• TASK GOAL
Can you write out all the lines word for word, with no pictures?

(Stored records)
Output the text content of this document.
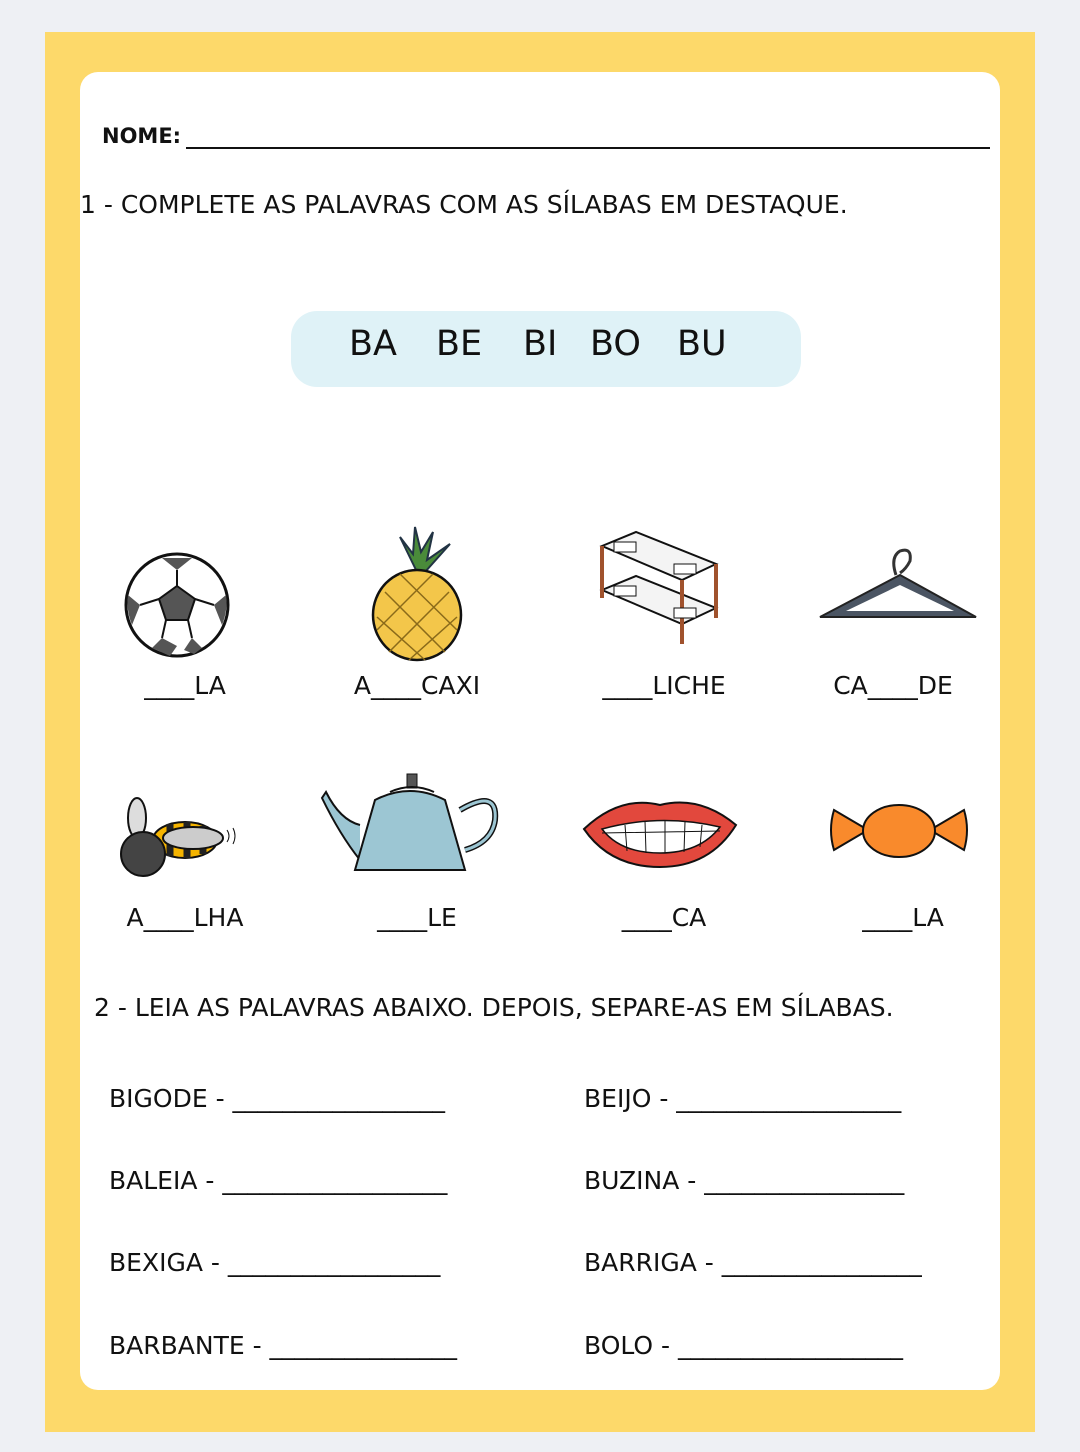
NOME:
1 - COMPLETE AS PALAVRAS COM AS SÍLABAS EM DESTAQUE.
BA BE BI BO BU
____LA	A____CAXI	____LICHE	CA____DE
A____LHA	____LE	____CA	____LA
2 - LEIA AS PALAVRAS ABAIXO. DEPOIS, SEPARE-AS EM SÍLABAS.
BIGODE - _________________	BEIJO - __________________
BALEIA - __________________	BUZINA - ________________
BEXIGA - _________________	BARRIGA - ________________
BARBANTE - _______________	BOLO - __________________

• EXERCISE ANSWER
Output the text content of this document.
NOME:
1 - COMPLETE AS PALAVRAS COM AS SÍLABAS EM DESTAQUE.
BA BE BI BO BU
____LA	A____CAXI	____LICHE	CA____DE
A____LHA	____LE	____CA	____LA
2 - LEIA AS PALAVRAS ABAIXO. DEPOIS, SEPARE-AS EM SÍLABAS.
BIGODE - _________________	BEIJO - __________________
BALEIA - __________________	BUZINA - ________________
BEXIGA - _________________	BARRIGA - ________________
BARBANTE - _______________	BOLO - __________________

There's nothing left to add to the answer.